-- BEGIN PAGE TEXT --

3

A while ago, I wrote [with some help from Google] a small WOL script to switch on the computers in my network. Here is the script:

exec /usr/bin/python -x "$0" "$@"
#
node_lst = [
        'srv1 0a:1b:8c:0d:2e:7f',
        'srv2 0A-0B-4C-8D-CE:3F',
]
#
import os,sys,string,commands
import struct, socket
import re,random

retval = 0

mac_addr = "mac_addr.txt"
X = '([a-zA-Z0-9]{2}[:|\-|.]?){5}[a-zA-Z0-9]{2}'
S = re.compile(r'\s+')

mmap = {}

## First argument 'None' in str.translate is new in 2.6. 
## Previously, it was a string of 256 characters 
if sys.version_info < (2, 6):
    f1_arg = ''.join(chr(i) for i in xrange(256))
else:
    f1_arg = None

## broadcast address
sysOS = "uname -s"
BSD = "ifconfig | grep -w broadcast | cut -d\  -f 6"
LNX = "ip -o addr show | grep -w inet | grep -e eth | cut -d\  -f 9"
#
if commands.getoutput(sysOS) == "Linux":
    bCast = commands.getoutput(LNX)
elif commands.getoutput(sysOS) == "Darwin":
    bCast = commands.getoutput(BSD)
else:
    print "System not supported!!"
    sys_exit()

def WakeOnLan(mac_address):

    ## Building the Wake-On-LAN "Magic Packet"...
    ## Pad the synchronization stream.
    data = ''.join(['FFFFFFFFFFFF', mac_address * 20])
    msg = ''

    ## Split up the hex values and pack.
    for i in range(0, len(data), 2):
        msg = ''.join([msg, struct.pack('B', int(data[i: i + 2], 16))])

-- END PAGE TEXT --
-- BEGIN DATA SEGMENT --

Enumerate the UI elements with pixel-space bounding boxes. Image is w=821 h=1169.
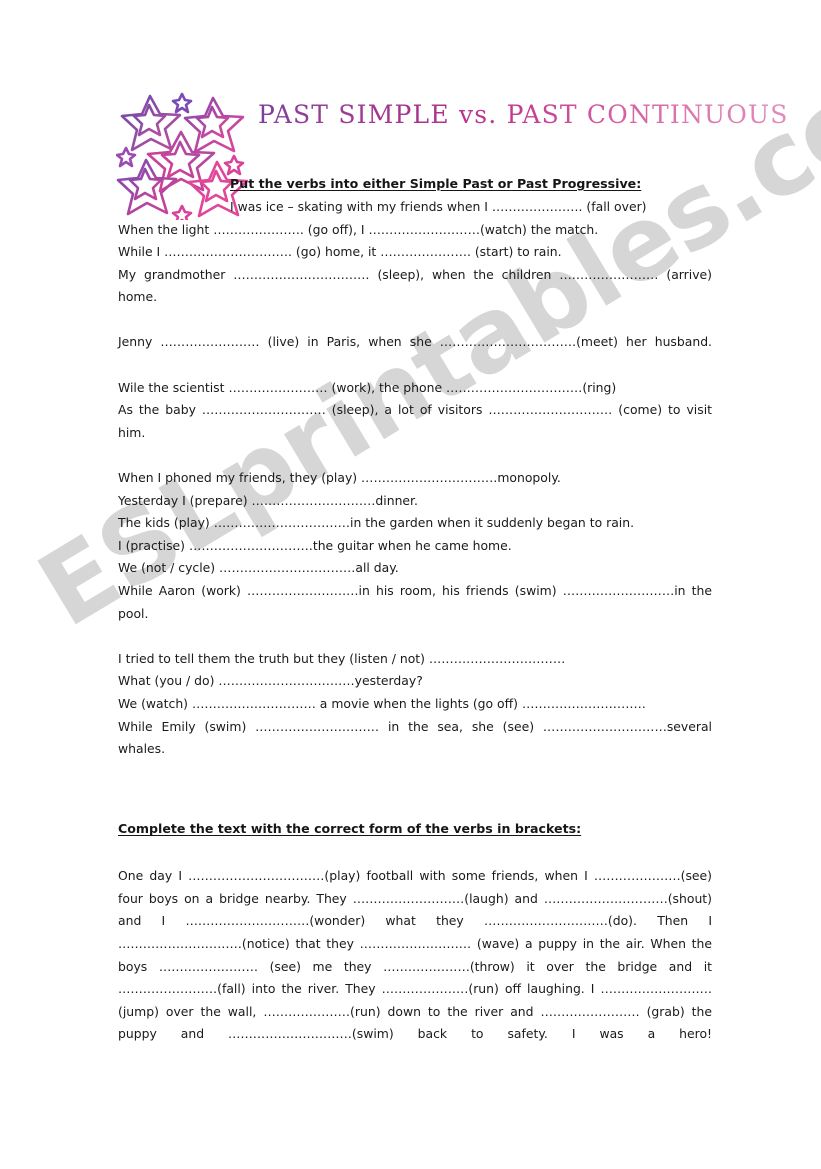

-- END DATA SEGMENT --

> **TASK SET**
[A] Rewrite the paragraph of the WOL script post that begins "A while ago, I wrote" as a single shorter sentence, keeping its main facts.
[B] Extend the WOL script post, starting right after its last line of code.

> **FINAL ANSWERS**
[A] The writer used some help from Google to write a small WOL script that switches on the computers in their network.

[B]
    ## ...and send it to the broadcast address using UDP
    s = socket.socket(socket.AF_INET, socket.SOCK_DGRAM)
    s.setsockopt(socket.SOL_SOCKET, socket.SO_BROADCAST, 1)
    s.sendto(msg, (bCast, 9))
    s.close()

def sys_exit():
    sys.stdout.flush()
    sys.exit(1)

## check if hostname is provided
if len(sys.argv) != 2:
    print "Usage: %s <hostname>" % sys.argv[0]
    sys_exit()

for i in node_lst:
    # strip off everything from first "#" [if] found
    i = i.split('#',1)[0]
    if not re.search(X, i):
        continue

    h = S.split(i,1)[0]                 ## host name
    m = S.split(i,1)[-1]                ## MAC address
    mmap[h] = m.strip('\t|" "')

for j, k in mmap.iteritems():
    if sys.argv[1] == j:
        if not re.search(X.replace('zA-Z','fA-F'), k):
            print "Invalid MAC address [",k,"]; nothing to do!!"
            sys_exit()
        else:
            WakeOnLan(k.translate(f1_arg,':.-'))
            print "WOL request has been sent to %s [%s]" % (j,k)
            break
else:
    print "Host [%s] doesn't exist!!" % sys.argv[1]
    sys_exit()

Which works just fine from inside my home network (or LAN). How can I change the script to make it work for outside of my LAN? Any idea or suggestions? Cheers!!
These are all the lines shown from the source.